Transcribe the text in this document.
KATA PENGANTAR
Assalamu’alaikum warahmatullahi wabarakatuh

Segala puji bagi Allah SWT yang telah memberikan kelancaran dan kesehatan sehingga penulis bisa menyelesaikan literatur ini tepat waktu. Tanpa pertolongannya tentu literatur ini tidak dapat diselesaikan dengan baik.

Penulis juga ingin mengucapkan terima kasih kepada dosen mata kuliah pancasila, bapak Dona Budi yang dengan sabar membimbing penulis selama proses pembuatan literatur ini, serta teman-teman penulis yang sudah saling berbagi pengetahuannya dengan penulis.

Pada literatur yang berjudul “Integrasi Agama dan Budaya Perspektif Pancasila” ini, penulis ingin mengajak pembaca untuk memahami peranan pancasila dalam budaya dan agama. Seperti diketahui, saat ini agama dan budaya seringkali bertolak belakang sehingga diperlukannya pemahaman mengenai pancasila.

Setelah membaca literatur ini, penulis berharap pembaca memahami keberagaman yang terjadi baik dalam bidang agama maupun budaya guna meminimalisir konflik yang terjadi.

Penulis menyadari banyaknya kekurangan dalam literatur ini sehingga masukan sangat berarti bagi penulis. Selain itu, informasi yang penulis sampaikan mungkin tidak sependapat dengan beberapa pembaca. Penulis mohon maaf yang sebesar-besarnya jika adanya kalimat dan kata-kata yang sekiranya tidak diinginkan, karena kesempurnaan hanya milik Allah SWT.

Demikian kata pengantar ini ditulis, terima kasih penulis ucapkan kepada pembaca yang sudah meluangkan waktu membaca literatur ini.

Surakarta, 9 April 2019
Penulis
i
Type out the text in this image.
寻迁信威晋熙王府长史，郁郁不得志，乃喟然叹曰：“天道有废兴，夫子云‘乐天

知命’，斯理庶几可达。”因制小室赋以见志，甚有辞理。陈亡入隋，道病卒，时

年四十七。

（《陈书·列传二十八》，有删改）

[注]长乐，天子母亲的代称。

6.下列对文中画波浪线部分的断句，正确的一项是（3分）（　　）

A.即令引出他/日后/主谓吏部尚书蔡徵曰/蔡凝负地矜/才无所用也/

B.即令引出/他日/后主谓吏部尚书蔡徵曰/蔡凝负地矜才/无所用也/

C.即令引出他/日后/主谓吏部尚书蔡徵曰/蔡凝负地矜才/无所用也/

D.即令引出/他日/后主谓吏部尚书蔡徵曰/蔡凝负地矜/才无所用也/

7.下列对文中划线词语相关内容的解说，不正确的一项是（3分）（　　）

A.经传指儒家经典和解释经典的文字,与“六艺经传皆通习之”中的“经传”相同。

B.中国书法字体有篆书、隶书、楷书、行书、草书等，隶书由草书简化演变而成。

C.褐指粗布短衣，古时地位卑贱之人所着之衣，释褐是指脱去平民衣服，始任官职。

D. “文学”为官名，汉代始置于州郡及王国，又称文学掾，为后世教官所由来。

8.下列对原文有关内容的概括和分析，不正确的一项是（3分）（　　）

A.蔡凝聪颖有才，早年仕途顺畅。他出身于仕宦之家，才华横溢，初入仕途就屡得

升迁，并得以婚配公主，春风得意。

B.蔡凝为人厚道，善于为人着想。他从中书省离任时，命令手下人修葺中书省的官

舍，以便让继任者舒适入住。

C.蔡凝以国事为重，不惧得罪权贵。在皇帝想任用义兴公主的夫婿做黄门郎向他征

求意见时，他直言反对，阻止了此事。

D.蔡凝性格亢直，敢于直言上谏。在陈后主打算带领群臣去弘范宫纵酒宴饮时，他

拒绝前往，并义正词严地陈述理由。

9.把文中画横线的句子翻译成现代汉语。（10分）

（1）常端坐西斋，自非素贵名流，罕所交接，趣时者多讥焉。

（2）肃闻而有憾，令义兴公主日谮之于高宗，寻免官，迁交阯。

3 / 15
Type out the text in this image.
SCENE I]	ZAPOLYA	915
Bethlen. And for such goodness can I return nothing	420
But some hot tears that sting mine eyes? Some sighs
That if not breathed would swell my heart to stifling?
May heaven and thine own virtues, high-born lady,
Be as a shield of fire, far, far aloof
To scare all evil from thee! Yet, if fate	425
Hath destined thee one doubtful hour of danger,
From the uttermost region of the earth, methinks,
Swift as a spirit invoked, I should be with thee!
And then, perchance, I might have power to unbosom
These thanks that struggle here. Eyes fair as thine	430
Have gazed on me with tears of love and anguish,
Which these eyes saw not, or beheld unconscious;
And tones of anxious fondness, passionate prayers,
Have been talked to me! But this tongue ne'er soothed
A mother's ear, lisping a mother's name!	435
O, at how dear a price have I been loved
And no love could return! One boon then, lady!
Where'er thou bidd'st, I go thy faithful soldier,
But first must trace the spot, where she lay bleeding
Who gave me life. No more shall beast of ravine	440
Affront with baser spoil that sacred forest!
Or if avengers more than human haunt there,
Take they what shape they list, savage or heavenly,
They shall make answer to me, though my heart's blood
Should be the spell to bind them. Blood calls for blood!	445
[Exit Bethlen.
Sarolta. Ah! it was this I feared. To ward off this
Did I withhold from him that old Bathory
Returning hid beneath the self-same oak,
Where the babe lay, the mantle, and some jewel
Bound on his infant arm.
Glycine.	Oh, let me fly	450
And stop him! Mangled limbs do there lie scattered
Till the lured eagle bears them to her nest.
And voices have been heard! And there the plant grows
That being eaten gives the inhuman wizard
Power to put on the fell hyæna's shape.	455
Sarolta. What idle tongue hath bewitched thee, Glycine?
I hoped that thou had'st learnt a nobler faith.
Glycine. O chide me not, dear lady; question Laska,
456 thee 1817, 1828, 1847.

PROBLEM REQUIREMENTS —
Repeat all the records. Match each line exactly.

WRITTEN RESPONSE —
Transcribe the text in this document.
KATA PENGANTAR
Assalamu’alaikum warahmatullahi wabarakatuh

Segala puji bagi Allah SWT yang telah memberikan kelancaran dan kesehatan sehingga penulis bisa menyelesaikan literatur ini tepat waktu. Tanpa pertolongannya tentu literatur ini tidak dapat diselesaikan dengan baik.

Penulis juga ingin mengucapkan terima kasih kepada dosen mata kuliah pancasila, bapak Dona Budi yang dengan sabar membimbing penulis selama proses pembuatan literatur ini, serta teman-teman penulis yang sudah saling berbagi pengetahuannya dengan penulis.

Pada literatur yang berjudul “Integrasi Agama dan Budaya Perspektif Pancasila” ini, penulis ingin mengajak pembaca untuk memahami peranan pancasila dalam budaya dan agama. Seperti diketahui, saat ini agama dan budaya seringkali bertolak belakang sehingga diperlukannya pemahaman mengenai pancasila.

Setelah membaca literatur ini, penulis berharap pembaca memahami keberagaman yang terjadi baik dalam bidang agama maupun budaya guna meminimalisir konflik yang terjadi.

Penulis menyadari banyaknya kekurangan dalam literatur ini sehingga masukan sangat berarti bagi penulis. Selain itu, informasi yang penulis sampaikan mungkin tidak sependapat dengan beberapa pembaca. Penulis mohon maaf yang sebesar-besarnya jika adanya kalimat dan kata-kata yang sekiranya tidak diinginkan, karena kesempurnaan hanya milik Allah SWT.

Demikian kata pengantar ini ditulis, terima kasih penulis ucapkan kepada pembaca yang sudah meluangkan waktu membaca literatur ini.

Surakarta, 9 April 2019
Penulis
i
Type out the text in this image.
寻迁信威晋熙王府长史，郁郁不得志，乃喟然叹曰：“天道有废兴，夫子云‘乐天

知命’，斯理庶几可达。”因制小室赋以见志，甚有辞理。陈亡入隋，道病卒，时

年四十七。

（《陈书·列传二十八》，有删改）

[注]长乐，天子母亲的代称。

6.下列对文中画波浪线部分的断句，正确的一项是（3分）（　　）

A.即令引出他/日后/主谓吏部尚书蔡徵曰/蔡凝负地矜/才无所用也/

B.即令引出/他日/后主谓吏部尚书蔡徵曰/蔡凝负地矜才/无所用也/

C.即令引出他/日后/主谓吏部尚书蔡徵曰/蔡凝负地矜才/无所用也/

D.即令引出/他日/后主谓吏部尚书蔡徵曰/蔡凝负地矜/才无所用也/

7.下列对文中划线词语相关内容的解说，不正确的一项是（3分）（　　）

A.经传指儒家经典和解释经典的文字,与“六艺经传皆通习之”中的“经传”相同。

B.中国书法字体有篆书、隶书、楷书、行书、草书等，隶书由草书简化演变而成。

C.褐指粗布短衣，古时地位卑贱之人所着之衣，释褐是指脱去平民衣服，始任官职。

D. “文学”为官名，汉代始置于州郡及王国，又称文学掾，为后世教官所由来。

8.下列对原文有关内容的概括和分析，不正确的一项是（3分）（　　）

A.蔡凝聪颖有才，早年仕途顺畅。他出身于仕宦之家，才华横溢，初入仕途就屡得

升迁，并得以婚配公主，春风得意。

B.蔡凝为人厚道，善于为人着想。他从中书省离任时，命令手下人修葺中书省的官

舍，以便让继任者舒适入住。

C.蔡凝以国事为重，不惧得罪权贵。在皇帝想任用义兴公主的夫婿做黄门郎向他征

求意见时，他直言反对，阻止了此事。

D.蔡凝性格亢直，敢于直言上谏。在陈后主打算带领群臣去弘范宫纵酒宴饮时，他

拒绝前往，并义正词严地陈述理由。

9.把文中画横线的句子翻译成现代汉语。（10分）

（1）常端坐西斋，自非素贵名流，罕所交接，趣时者多讥焉。

（2）肃闻而有憾，令义兴公主日谮之于高宗，寻免官，迁交阯。

3 / 15
Type out the text in this image.
SCENE I]	ZAPOLYA	915
Bethlen. And for such goodness can I return nothing	420
But some hot tears that sting mine eyes? Some sighs
That if not breathed would swell my heart to stifling?
May heaven and thine own virtues, high-born lady,
Be as a shield of fire, far, far aloof
To scare all evil from thee! Yet, if fate	425
Hath destined thee one doubtful hour of danger,
From the uttermost region of the earth, methinks,
Swift as a spirit invoked, I should be with thee!
And then, perchance, I might have power to unbosom
These thanks that struggle here. Eyes fair as thine	430
Have gazed on me with tears of love and anguish,
Which these eyes saw not, or beheld unconscious;
And tones of anxious fondness, passionate prayers,
Have been talked to me! But this tongue ne'er soothed
A mother's ear, lisping a mother's name!	435
O, at how dear a price have I been loved
And no love could return! One boon then, lady!
Where'er thou bidd'st, I go thy faithful soldier,
But first must trace the spot, where she lay bleeding
Who gave me life. No more shall beast of ravine	440
Affront with baser spoil that sacred forest!
Or if avengers more than human haunt there,
Take they what shape they list, savage or heavenly,
They shall make answer to me, though my heart's blood
Should be the spell to bind them. Blood calls for blood!	445
[Exit Bethlen.
Sarolta. Ah! it was this I feared. To ward off this
Did I withhold from him that old Bathory
Returning hid beneath the self-same oak,
Where the babe lay, the mantle, and some jewel
Bound on his infant arm.
Glycine.	Oh, let me fly	450
And stop him! Mangled limbs do there lie scattered
Till the lured eagle bears them to her nest.
And voices have been heard! And there the plant grows
That being eaten gives the inhuman wizard
Power to put on the fell hyæna's shape.	455
Sarolta. What idle tongue hath bewitched thee, Glycine?
I hoped that thou had'st learnt a nobler faith.
Glycine. O chide me not, dear lady; question Laska,
456 thee 1817, 1828, 1847.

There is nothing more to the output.